Print, exactly and completely, every entry in the data.
++++
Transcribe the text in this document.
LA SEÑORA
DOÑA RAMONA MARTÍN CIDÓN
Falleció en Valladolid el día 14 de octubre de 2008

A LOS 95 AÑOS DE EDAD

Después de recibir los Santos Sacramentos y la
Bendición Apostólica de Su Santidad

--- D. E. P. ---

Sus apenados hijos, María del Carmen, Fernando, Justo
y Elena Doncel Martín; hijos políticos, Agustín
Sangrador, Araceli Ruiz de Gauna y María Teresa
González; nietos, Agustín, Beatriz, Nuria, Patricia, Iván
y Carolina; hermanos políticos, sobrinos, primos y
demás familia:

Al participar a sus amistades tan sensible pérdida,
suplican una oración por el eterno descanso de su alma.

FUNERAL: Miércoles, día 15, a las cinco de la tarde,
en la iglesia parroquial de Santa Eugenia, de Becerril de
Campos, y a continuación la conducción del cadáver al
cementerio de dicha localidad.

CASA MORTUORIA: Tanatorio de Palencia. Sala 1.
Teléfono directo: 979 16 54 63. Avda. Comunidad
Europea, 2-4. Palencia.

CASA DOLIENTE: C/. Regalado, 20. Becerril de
++++
## The answer:
Transcribe the text in this document.
LA SEÑORA
DOÑA RAMONA MARTÍN CIDÓN
Falleció en Valladolid el día 14 de octubre de 2008

A LOS 95 AÑOS DE EDAD

Después de recibir los Santos Sacramentos y la
Bendición Apostólica de Su Santidad

--- D. E. P. ---

Sus apenados hijos, María del Carmen, Fernando, Justo
y Elena Doncel Martín; hijos políticos, Agustín
Sangrador, Araceli Ruiz de Gauna y María Teresa
González; nietos, Agustín, Beatriz, Nuria, Patricia, Iván
y Carolina; hermanos políticos, sobrinos, primos y
demás familia:

Al participar a sus amistades tan sensible pérdida,
suplican una oración por el eterno descanso de su alma.

FUNERAL: Miércoles, día 15, a las cinco de la tarde,
en la iglesia parroquial de Santa Eugenia, de Becerril de
Campos, y a continuación la conducción del cadáver al
cementerio de dicha localidad.

CASA MORTUORIA: Tanatorio de Palencia. Sala 1.
Teléfono directo: 979 16 54 63. Avda. Comunidad
Europea, 2-4. Palencia.

CASA DOLIENTE: C/. Regalado, 20. Becerril de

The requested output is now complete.